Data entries
+++

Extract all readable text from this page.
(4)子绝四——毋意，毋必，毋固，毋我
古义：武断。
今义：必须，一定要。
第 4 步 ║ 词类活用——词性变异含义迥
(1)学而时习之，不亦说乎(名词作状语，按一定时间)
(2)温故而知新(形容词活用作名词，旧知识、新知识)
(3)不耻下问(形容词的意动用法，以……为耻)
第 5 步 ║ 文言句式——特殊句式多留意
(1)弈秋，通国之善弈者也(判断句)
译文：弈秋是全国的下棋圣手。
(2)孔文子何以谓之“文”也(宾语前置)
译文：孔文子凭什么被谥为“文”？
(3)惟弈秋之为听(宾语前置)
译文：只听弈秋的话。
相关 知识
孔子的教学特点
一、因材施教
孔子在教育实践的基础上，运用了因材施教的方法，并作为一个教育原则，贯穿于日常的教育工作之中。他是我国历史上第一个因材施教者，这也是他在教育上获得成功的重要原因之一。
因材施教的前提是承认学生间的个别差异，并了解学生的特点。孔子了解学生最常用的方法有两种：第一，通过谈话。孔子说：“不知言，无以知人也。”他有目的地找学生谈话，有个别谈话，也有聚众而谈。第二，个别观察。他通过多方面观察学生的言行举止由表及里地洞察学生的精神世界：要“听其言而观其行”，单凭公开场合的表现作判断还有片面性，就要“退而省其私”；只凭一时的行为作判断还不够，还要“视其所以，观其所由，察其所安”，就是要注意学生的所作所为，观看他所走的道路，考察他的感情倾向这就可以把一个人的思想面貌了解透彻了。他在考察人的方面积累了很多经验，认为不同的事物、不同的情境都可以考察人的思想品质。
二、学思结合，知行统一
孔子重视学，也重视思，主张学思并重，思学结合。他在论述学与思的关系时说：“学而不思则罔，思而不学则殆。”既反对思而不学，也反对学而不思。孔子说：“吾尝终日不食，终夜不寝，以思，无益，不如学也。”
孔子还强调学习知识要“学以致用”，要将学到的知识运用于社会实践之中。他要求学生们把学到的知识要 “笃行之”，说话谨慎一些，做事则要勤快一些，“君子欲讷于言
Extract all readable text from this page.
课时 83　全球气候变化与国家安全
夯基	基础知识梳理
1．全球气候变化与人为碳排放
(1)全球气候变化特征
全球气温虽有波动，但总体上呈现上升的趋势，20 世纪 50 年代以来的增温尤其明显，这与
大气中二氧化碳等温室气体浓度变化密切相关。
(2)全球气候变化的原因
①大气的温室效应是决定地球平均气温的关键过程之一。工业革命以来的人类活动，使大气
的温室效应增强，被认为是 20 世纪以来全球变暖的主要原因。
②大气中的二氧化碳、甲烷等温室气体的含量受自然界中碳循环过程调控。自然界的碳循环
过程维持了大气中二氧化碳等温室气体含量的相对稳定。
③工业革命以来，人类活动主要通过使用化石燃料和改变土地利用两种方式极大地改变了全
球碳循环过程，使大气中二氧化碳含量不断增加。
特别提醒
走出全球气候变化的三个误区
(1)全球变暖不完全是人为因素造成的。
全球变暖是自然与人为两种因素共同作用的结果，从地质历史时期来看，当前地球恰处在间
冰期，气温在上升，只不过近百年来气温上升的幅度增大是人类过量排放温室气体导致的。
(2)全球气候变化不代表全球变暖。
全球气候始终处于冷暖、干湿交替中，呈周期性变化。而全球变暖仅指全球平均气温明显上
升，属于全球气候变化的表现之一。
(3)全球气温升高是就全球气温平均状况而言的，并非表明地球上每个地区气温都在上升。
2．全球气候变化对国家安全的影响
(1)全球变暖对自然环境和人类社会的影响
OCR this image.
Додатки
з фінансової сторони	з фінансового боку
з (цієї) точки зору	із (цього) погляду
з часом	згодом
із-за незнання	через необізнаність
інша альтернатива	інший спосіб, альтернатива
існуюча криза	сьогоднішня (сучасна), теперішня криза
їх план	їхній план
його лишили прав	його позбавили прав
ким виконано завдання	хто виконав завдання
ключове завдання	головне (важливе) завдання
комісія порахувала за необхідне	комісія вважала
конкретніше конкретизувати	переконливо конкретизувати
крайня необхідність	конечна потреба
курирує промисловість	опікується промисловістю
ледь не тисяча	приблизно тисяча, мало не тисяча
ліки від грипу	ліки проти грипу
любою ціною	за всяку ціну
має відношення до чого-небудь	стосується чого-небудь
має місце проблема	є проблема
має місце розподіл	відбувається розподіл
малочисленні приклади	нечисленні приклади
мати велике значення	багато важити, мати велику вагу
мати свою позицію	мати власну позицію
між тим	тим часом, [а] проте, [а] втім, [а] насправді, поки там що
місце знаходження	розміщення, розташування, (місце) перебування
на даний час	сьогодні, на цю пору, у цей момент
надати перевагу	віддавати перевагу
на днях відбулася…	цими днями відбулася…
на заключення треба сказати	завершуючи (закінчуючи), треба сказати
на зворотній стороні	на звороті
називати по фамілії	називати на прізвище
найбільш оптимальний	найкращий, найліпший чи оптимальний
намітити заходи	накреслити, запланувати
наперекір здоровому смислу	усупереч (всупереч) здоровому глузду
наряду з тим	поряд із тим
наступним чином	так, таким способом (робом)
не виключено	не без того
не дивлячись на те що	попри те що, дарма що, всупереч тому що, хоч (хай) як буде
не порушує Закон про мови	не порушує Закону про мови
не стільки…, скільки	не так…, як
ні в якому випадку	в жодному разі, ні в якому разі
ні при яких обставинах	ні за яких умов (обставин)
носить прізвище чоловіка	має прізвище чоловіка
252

+++

_Exercise goal_
All lines from the one containing "OCR this image." through the end of the records, both ends included, are to be quoted exactly; please add nothing else.

_Result_
OCR this image.
Додатки
з фінансової сторони	з фінансового боку
з (цієї) точки зору	із (цього) погляду
з часом	згодом
із-за незнання	через необізнаність
інша альтернатива	інший спосіб, альтернатива
існуюча криза	сьогоднішня (сучасна), теперішня криза
їх план	їхній план
його лишили прав	його позбавили прав
ким виконано завдання	хто виконав завдання
ключове завдання	головне (важливе) завдання
комісія порахувала за необхідне	комісія вважала
конкретніше конкретизувати	переконливо конкретизувати
крайня необхідність	конечна потреба
курирує промисловість	опікується промисловістю
ледь не тисяча	приблизно тисяча, мало не тисяча
ліки від грипу	ліки проти грипу
любою ціною	за всяку ціну
має відношення до чого-небудь	стосується чого-небудь
має місце проблема	є проблема
має місце розподіл	відбувається розподіл
малочисленні приклади	нечисленні приклади
мати велике значення	багато важити, мати велику вагу
мати свою позицію	мати власну позицію
між тим	тим часом, [а] проте, [а] втім, [а] насправді, поки там що
місце знаходження	розміщення, розташування, (місце) перебування
на даний час	сьогодні, на цю пору, у цей момент
надати перевагу	віддавати перевагу
на днях відбулася…	цими днями відбулася…
на заключення треба сказати	завершуючи (закінчуючи), треба сказати
на зворотній стороні	на звороті
називати по фамілії	називати на прізвище
найбільш оптимальний	найкращий, найліпший чи оптимальний
намітити заходи	накреслити, запланувати
наперекір здоровому смислу	усупереч (всупереч) здоровому глузду
наряду з тим	поряд із тим
наступним чином	так, таким способом (робом)
не виключено	не без того
не дивлячись на те що	попри те що, дарма що, всупереч тому що, хоч (хай) як буде
не порушує Закон про мови	не порушує Закону про мови
не стільки…, скільки	не так…, як
ні в якому випадку	в жодному разі, ні в якому разі
ні при яких обставинах	ні за яких умов (обставин)
носить прізвище чоловіка	має прізвище чоловіка
252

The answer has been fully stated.